PROVIDED MATERIAL -
(begin)

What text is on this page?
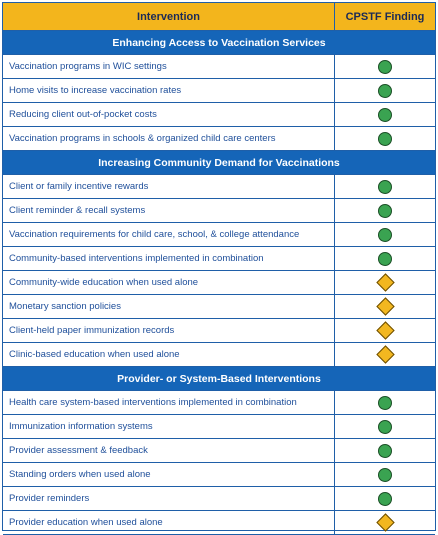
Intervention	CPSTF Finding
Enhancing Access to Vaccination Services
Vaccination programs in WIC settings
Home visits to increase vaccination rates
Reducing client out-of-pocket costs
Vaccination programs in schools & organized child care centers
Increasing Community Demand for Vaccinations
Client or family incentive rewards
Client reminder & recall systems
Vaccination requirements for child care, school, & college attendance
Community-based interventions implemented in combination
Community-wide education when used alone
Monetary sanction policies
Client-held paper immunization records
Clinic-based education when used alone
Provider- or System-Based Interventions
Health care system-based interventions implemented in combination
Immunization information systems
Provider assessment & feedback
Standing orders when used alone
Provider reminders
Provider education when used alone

(end)
(begin)

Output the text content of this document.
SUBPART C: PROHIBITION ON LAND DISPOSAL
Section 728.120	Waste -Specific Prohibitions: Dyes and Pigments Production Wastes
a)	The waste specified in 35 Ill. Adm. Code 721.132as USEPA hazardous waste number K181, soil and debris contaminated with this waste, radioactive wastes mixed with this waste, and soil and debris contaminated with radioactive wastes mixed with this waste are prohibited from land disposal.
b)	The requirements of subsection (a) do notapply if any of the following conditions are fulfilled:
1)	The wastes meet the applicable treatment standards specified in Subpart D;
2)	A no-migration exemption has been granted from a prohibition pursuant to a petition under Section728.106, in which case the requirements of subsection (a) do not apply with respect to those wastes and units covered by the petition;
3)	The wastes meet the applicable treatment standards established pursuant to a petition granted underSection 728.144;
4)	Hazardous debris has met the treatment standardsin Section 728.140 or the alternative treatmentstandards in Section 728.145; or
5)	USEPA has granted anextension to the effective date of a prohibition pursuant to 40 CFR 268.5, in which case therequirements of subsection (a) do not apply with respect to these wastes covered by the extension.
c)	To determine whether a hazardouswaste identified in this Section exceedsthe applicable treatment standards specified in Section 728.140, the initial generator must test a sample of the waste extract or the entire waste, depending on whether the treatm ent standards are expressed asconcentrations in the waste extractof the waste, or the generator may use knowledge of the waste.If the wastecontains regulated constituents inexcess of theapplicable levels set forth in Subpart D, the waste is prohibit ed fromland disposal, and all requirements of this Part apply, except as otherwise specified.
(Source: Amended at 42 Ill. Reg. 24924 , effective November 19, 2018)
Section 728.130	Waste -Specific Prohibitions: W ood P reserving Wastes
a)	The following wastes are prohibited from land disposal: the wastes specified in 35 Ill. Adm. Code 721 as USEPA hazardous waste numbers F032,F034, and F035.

(end)
(begin)

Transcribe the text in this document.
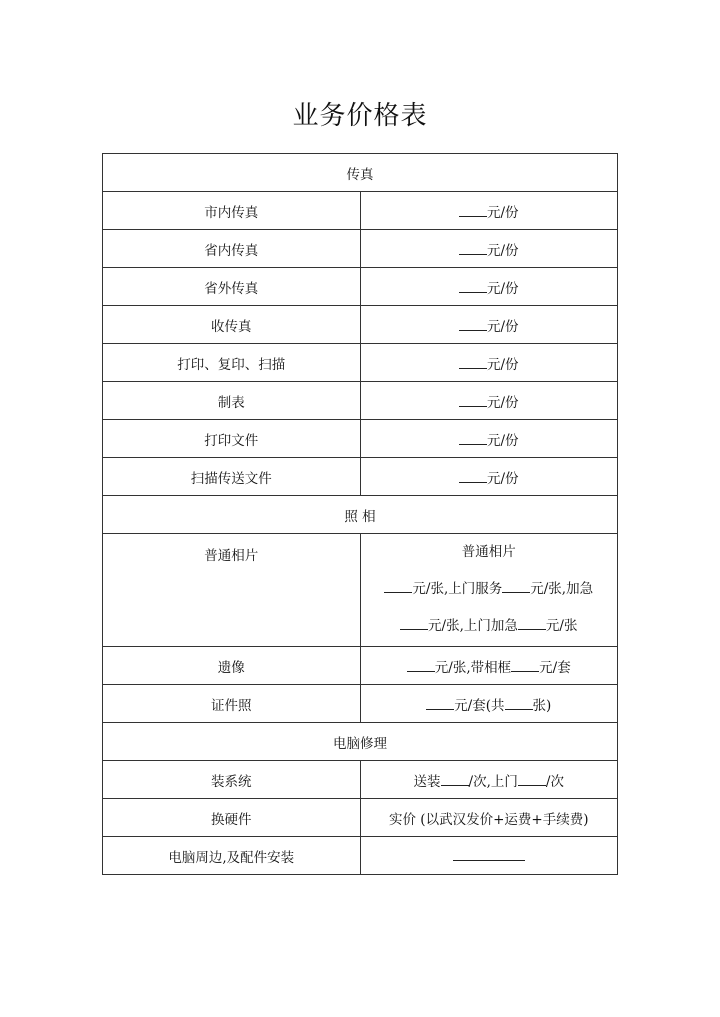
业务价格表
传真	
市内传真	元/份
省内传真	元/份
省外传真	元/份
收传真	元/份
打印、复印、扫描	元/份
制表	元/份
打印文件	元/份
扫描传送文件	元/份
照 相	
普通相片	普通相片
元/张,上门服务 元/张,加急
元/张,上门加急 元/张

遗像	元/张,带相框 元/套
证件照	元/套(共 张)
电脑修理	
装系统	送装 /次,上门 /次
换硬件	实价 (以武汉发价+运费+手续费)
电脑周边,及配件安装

(end)

TASK BRIEF - Copy out each line of the material that holds the word "used".

CORRECT RESULT -
Community-wide education when used alone
Clinic-based education when used alone
Standing orders when used alone
Provider education when used alone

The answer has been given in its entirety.